— Begin PROVIDED DATA —
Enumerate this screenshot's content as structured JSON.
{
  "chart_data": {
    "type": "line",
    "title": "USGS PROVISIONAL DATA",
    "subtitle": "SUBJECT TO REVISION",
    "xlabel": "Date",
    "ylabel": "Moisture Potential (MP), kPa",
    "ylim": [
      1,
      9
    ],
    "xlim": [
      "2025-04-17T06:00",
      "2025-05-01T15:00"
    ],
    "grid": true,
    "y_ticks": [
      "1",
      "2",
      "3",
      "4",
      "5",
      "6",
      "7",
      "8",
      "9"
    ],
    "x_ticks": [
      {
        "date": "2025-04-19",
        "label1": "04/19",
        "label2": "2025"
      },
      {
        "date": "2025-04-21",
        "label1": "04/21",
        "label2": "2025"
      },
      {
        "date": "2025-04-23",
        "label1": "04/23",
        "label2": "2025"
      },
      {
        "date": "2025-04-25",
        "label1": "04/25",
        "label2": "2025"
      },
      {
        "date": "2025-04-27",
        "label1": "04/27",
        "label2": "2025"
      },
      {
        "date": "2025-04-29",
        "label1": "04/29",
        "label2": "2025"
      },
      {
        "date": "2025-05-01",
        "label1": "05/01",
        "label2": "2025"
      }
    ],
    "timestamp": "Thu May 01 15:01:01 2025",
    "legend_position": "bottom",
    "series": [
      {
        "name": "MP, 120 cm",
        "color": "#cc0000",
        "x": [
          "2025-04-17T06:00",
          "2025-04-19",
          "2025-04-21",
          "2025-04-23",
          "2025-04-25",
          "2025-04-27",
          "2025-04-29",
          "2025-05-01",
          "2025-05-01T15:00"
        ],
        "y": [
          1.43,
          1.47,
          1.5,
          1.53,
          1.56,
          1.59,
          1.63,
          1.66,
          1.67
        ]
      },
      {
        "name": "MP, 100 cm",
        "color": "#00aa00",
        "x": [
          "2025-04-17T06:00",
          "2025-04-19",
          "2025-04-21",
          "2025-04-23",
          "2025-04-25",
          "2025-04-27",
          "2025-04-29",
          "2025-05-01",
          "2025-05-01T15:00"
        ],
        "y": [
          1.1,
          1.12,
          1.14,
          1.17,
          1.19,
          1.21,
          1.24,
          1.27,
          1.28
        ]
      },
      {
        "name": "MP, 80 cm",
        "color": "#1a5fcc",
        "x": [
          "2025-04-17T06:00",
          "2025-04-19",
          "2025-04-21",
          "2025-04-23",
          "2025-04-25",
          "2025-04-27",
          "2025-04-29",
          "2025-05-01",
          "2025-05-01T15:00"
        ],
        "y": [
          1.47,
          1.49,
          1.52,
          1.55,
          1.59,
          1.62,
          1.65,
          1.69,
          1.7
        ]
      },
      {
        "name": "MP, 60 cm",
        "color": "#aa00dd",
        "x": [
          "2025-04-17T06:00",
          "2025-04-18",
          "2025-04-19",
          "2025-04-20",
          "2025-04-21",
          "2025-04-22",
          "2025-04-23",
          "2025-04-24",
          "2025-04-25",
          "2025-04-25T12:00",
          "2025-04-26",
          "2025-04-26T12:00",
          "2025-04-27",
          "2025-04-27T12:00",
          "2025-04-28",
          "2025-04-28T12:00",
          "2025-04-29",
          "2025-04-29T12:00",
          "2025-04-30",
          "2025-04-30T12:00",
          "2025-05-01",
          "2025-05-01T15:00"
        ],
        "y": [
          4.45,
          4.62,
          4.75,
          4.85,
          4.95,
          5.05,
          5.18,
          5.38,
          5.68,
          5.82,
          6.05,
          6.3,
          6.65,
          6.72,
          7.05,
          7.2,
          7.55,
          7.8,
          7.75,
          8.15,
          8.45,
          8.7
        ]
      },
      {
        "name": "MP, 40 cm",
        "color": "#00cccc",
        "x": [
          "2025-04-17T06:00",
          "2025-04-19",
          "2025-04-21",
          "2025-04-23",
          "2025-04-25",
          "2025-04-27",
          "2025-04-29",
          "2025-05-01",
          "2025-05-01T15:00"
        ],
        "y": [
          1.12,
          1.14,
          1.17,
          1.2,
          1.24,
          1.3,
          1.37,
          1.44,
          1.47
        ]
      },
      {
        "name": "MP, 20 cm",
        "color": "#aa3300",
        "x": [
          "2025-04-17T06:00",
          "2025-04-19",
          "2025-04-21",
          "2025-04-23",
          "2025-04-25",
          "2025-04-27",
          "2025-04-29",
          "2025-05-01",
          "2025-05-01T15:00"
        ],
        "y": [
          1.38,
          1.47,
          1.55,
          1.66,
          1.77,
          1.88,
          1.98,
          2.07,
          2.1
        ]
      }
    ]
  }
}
— End PROVIDED DATA —
— Begin PROVIDED DATA —
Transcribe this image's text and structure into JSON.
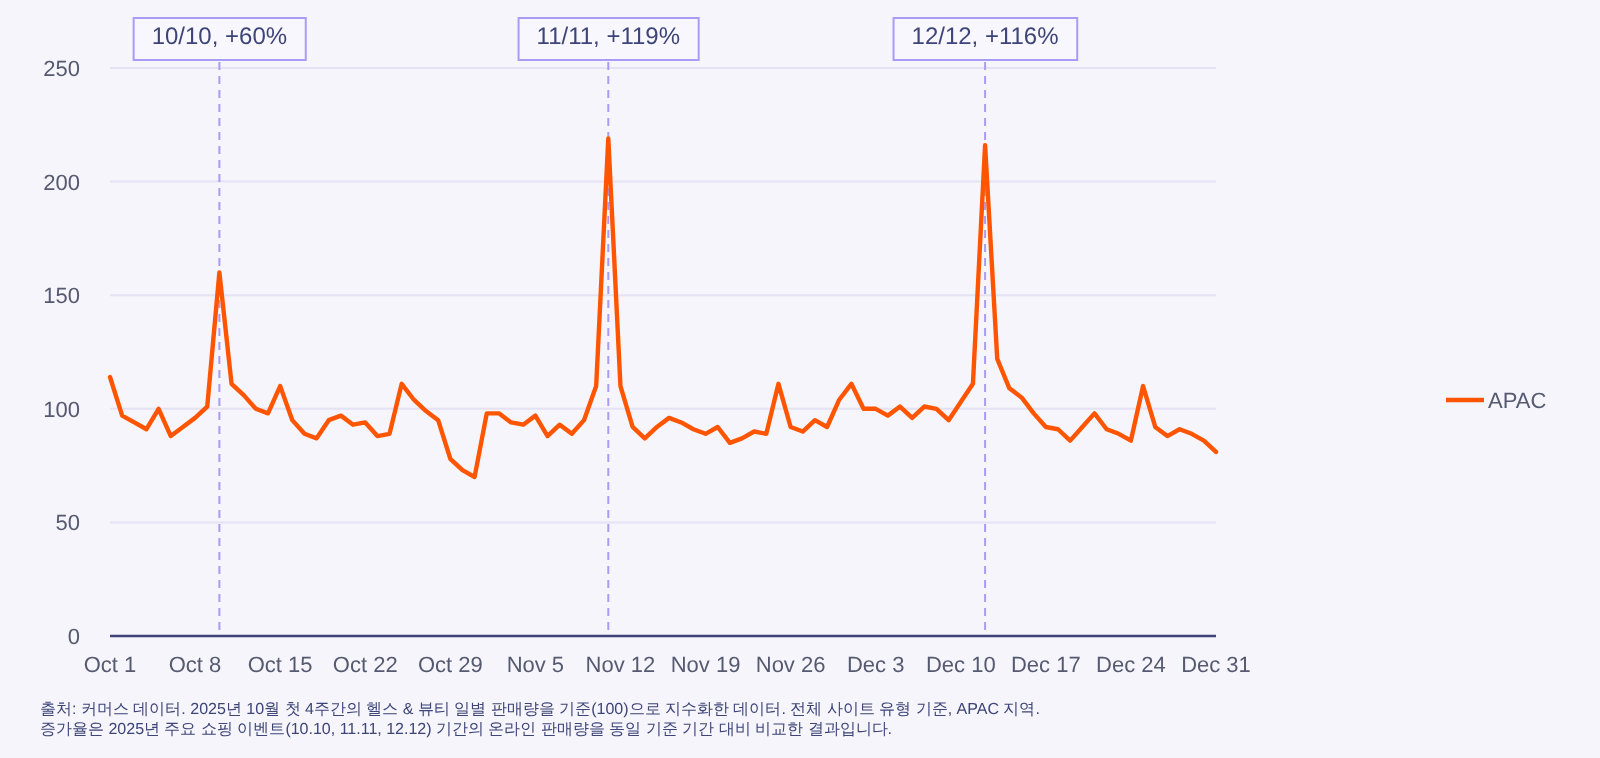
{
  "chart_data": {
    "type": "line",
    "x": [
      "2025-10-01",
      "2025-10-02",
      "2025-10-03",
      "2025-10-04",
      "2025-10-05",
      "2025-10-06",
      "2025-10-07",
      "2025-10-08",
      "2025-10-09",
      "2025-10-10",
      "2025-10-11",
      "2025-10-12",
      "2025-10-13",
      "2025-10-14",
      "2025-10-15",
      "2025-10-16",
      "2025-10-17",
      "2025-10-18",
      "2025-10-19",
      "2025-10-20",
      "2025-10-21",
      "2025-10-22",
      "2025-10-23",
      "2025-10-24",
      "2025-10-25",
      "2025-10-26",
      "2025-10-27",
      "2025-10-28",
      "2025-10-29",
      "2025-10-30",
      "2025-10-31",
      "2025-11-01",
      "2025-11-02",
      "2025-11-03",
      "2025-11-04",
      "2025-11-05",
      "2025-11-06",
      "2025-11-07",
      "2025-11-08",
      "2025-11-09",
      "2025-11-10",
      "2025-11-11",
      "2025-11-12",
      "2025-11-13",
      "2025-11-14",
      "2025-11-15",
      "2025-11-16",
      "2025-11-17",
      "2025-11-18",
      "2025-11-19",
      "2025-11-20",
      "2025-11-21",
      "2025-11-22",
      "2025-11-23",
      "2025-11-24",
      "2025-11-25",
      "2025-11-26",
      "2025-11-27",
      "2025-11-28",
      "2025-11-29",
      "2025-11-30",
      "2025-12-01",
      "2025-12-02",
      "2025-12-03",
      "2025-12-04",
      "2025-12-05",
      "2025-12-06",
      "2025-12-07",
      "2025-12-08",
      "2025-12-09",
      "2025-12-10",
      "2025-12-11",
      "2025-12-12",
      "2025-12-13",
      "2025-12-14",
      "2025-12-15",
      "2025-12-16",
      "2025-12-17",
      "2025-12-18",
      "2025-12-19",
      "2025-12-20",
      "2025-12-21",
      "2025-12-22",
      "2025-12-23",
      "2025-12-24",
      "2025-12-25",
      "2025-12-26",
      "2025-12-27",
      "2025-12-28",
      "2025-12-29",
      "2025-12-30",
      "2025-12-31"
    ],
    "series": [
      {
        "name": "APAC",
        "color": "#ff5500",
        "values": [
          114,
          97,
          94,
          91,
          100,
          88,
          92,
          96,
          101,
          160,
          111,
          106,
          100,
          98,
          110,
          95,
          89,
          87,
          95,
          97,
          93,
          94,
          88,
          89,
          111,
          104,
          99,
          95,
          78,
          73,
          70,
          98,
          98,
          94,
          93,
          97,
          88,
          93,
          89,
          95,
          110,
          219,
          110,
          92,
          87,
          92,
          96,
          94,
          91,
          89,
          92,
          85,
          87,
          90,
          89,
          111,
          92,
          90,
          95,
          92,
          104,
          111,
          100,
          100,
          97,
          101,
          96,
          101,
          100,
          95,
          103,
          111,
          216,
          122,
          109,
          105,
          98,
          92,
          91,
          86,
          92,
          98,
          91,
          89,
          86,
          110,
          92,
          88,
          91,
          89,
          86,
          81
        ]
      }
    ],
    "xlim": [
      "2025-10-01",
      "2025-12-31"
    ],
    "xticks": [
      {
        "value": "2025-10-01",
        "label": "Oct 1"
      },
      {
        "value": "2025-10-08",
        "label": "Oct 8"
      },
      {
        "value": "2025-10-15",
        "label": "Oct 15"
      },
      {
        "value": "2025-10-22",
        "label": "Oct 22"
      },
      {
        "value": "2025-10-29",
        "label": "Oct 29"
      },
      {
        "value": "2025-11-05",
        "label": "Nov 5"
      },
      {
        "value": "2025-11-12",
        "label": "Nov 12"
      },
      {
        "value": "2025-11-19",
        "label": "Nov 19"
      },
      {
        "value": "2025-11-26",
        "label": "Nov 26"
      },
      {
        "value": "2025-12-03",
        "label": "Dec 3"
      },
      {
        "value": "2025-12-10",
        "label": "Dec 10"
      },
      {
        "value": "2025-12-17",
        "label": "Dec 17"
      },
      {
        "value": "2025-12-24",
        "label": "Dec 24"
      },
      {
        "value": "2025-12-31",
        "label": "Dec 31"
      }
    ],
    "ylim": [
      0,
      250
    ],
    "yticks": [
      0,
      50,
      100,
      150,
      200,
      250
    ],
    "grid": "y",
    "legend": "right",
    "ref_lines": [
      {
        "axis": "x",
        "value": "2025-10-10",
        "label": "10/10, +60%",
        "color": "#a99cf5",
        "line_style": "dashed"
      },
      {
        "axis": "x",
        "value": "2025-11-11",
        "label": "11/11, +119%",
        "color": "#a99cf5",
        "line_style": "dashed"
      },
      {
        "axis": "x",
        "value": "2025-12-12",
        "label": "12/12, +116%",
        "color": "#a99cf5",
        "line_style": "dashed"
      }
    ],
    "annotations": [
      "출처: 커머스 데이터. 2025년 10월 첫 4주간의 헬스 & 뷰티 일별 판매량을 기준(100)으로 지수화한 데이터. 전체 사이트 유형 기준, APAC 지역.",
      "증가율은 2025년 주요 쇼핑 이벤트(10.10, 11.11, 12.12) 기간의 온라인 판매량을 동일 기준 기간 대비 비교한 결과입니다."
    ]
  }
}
— End PROVIDED DATA —
Copy down every line of the material above that includes the string "APAC".

        "name": "APAC",
      "출처: 커머스 데이터. 2025년 10월 첫 4주간의 헬스 & 뷰티 일별 판매량을 기준(100)으로 지수화한 데이터. 전체 사이트 유형 기준, APAC 지역.",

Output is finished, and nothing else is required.